■ **TASK REQUIREMENTS**: Reproduce the whole listing, character for character.

■ **WORKING DATA**:
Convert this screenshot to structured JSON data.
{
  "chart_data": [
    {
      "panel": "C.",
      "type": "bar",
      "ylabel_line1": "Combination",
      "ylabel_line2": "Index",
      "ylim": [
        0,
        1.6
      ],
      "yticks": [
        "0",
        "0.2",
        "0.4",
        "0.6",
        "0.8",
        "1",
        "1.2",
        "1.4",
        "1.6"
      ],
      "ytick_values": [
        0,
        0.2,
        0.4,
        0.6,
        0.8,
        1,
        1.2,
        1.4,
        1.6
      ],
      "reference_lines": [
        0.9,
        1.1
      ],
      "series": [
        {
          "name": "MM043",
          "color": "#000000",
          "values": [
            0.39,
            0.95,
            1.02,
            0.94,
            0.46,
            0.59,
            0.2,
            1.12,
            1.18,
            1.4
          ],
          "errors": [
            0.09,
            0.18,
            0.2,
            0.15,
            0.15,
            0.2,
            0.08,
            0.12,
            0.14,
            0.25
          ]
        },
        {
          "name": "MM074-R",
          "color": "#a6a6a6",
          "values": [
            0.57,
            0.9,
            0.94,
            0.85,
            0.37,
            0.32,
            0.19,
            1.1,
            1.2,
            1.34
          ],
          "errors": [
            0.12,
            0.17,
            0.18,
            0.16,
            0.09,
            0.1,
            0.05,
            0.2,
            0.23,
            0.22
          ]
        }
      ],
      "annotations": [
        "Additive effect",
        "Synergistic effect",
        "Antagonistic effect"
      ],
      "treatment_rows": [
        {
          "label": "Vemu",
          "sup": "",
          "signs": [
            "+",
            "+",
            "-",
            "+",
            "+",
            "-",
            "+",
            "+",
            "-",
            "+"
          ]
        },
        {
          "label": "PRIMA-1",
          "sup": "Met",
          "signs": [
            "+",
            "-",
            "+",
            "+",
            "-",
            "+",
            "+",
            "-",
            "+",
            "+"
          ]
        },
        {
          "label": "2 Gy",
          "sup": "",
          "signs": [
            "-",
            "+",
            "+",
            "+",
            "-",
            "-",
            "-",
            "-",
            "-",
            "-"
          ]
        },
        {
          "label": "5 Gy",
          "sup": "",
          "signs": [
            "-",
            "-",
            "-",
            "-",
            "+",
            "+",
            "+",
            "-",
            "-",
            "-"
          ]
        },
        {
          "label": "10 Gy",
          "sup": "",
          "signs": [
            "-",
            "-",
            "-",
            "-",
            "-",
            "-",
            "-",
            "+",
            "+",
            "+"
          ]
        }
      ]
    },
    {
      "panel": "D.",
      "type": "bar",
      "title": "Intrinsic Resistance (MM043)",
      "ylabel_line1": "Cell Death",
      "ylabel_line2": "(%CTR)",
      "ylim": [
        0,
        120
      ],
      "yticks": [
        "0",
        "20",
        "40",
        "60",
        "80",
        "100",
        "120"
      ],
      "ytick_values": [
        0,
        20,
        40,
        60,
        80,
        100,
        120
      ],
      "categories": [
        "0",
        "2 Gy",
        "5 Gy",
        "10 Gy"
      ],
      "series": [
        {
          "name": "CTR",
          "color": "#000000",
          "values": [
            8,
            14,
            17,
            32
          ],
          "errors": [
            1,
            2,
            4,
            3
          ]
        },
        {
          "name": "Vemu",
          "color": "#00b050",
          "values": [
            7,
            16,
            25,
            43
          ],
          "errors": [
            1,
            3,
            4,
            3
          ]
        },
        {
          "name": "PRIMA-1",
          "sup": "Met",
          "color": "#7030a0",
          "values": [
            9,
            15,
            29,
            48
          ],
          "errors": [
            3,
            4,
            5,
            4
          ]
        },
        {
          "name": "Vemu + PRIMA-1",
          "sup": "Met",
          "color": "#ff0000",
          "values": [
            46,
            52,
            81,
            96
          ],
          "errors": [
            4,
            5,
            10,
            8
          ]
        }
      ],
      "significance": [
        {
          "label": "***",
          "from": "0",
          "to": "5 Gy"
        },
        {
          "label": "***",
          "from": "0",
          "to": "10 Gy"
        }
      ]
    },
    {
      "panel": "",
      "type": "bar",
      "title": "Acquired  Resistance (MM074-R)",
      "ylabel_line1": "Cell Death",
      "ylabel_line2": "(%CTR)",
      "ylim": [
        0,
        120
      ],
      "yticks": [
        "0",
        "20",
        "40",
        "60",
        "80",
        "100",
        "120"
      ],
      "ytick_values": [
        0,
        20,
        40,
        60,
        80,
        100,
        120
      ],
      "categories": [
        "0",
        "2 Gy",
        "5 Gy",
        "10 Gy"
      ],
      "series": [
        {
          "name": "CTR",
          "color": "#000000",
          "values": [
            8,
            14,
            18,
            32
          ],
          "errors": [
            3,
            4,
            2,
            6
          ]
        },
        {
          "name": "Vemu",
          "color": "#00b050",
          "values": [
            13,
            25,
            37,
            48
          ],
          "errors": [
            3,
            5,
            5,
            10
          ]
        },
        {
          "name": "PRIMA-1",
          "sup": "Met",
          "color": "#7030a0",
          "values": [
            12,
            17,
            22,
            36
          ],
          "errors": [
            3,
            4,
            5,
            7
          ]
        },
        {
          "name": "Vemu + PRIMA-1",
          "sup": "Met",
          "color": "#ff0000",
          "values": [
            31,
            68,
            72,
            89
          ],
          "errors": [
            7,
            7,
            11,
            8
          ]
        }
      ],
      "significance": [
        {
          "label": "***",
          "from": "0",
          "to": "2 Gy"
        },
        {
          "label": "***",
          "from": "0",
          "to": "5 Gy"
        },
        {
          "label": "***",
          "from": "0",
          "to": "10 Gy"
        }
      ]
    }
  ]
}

■ **EXERCISE OUTPUT**:
Convert this screenshot to structured JSON data.
{
  "chart_data": [
    {
      "panel": "C.",
      "type": "bar",
      "ylabel_line1": "Combination",
      "ylabel_line2": "Index",
      "ylim": [
        0,
        1.6
      ],
      "yticks": [
        "0",
        "0.2",
        "0.4",
        "0.6",
        "0.8",
        "1",
        "1.2",
        "1.4",
        "1.6"
      ],
      "ytick_values": [
        0,
        0.2,
        0.4,
        0.6,
        0.8,
        1,
        1.2,
        1.4,
        1.6
      ],
      "reference_lines": [
        0.9,
        1.1
      ],
      "series": [
        {
          "name": "MM043",
          "color": "#000000",
          "values": [
            0.39,
            0.95,
            1.02,
            0.94,
            0.46,
            0.59,
            0.2,
            1.12,
            1.18,
            1.4
          ],
          "errors": [
            0.09,
            0.18,
            0.2,
            0.15,
            0.15,
            0.2,
            0.08,
            0.12,
            0.14,
            0.25
          ]
        },
        {
          "name": "MM074-R",
          "color": "#a6a6a6",
          "values": [
            0.57,
            0.9,
            0.94,
            0.85,
            0.37,
            0.32,
            0.19,
            1.1,
            1.2,
            1.34
          ],
          "errors": [
            0.12,
            0.17,
            0.18,
            0.16,
            0.09,
            0.1,
            0.05,
            0.2,
            0.23,
            0.22
          ]
        }
      ],
      "annotations": [
        "Additive effect",
        "Synergistic effect",
        "Antagonistic effect"
      ],
      "treatment_rows": [
        {
          "label": "Vemu",
          "sup": "",
          "signs": [
            "+",
            "+",
            "-",
            "+",
            "+",
            "-",
            "+",
            "+",
            "-",
            "+"
          ]
        },
        {
          "label": "PRIMA-1",
          "sup": "Met",
          "signs": [
            "+",
            "-",
            "+",
            "+",
            "-",
            "+",
            "+",
            "-",
            "+",
            "+"
          ]
        },
        {
          "label": "2 Gy",
          "sup": "",
          "signs": [
            "-",
            "+",
            "+",
            "+",
            "-",
            "-",
            "-",
            "-",
            "-",
            "-"
          ]
        },
        {
          "label": "5 Gy",
          "sup": "",
          "signs": [
            "-",
            "-",
            "-",
            "-",
            "+",
            "+",
            "+",
            "-",
            "-",
            "-"
          ]
        },
        {
          "label": "10 Gy",
          "sup": "",
          "signs": [
            "-",
            "-",
            "-",
            "-",
            "-",
            "-",
            "-",
            "+",
            "+",
            "+"
          ]
        }
      ]
    },
    {
      "panel": "D.",
      "type": "bar",
      "title": "Intrinsic Resistance (MM043)",
      "ylabel_line1": "Cell Death",
      "ylabel_line2": "(%CTR)",
      "ylim": [
        0,
        120
      ],
      "yticks": [
        "0",
        "20",
        "40",
        "60",
        "80",
        "100",
        "120"
      ],
      "ytick_values": [
        0,
        20,
        40,
        60,
        80,
        100,
        120
      ],
      "categories": [
        "0",
        "2 Gy",
        "5 Gy",
        "10 Gy"
      ],
      "series": [
        {
          "name": "CTR",
          "color": "#000000",
          "values": [
            8,
            14,
            17,
            32
          ],
          "errors": [
            1,
            2,
            4,
            3
          ]
        },
        {
          "name": "Vemu",
          "color": "#00b050",
          "values": [
            7,
            16,
            25,
            43
          ],
          "errors": [
            1,
            3,
            4,
            3
          ]
        },
        {
          "name": "PRIMA-1",
          "sup": "Met",
          "color": "#7030a0",
          "values": [
            9,
            15,
            29,
            48
          ],
          "errors": [
            3,
            4,
            5,
            4
          ]
        },
        {
          "name": "Vemu + PRIMA-1",
          "sup": "Met",
          "color": "#ff0000",
          "values": [
            46,
            52,
            81,
            96
          ],
          "errors": [
            4,
            5,
            10,
            8
          ]
        }
      ],
      "significance": [
        {
          "label": "***",
          "from": "0",
          "to": "5 Gy"
        },
        {
          "label": "***",
          "from": "0",
          "to": "10 Gy"
        }
      ]
    },
    {
      "panel": "",
      "type": "bar",
      "title": "Acquired  Resistance (MM074-R)",
      "ylabel_line1": "Cell Death",
      "ylabel_line2": "(%CTR)",
      "ylim": [
        0,
        120
      ],
      "yticks": [
        "0",
        "20",
        "40",
        "60",
        "80",
        "100",
        "120"
      ],
      "ytick_values": [
        0,
        20,
        40,
        60,
        80,
        100,
        120
      ],
      "categories": [
        "0",
        "2 Gy",
        "5 Gy",
        "10 Gy"
      ],
      "series": [
        {
          "name": "CTR",
          "color": "#000000",
          "values": [
            8,
            14,
            18,
            32
          ],
          "errors": [
            3,
            4,
            2,
            6
          ]
        },
        {
          "name": "Vemu",
          "color": "#00b050",
          "values": [
            13,
            25,
            37,
            48
          ],
          "errors": [
            3,
            5,
            5,
            10
          ]
        },
        {
          "name": "PRIMA-1",
          "sup": "Met",
          "color": "#7030a0",
          "values": [
            12,
            17,
            22,
            36
          ],
          "errors": [
            3,
            4,
            5,
            7
          ]
        },
        {
          "name": "Vemu + PRIMA-1",
          "sup": "Met",
          "color": "#ff0000",
          "values": [
            31,
            68,
            72,
            89
          ],
          "errors": [
            7,
            7,
            11,
            8
          ]
        }
      ],
      "significance": [
        {
          "label": "***",
          "from": "0",
          "to": "2 Gy"
        },
        {
          "label": "***",
          "from": "0",
          "to": "5 Gy"
        },
        {
          "label": "***",
          "from": "0",
          "to": "10 Gy"
        }
      ]
    }
  ]
}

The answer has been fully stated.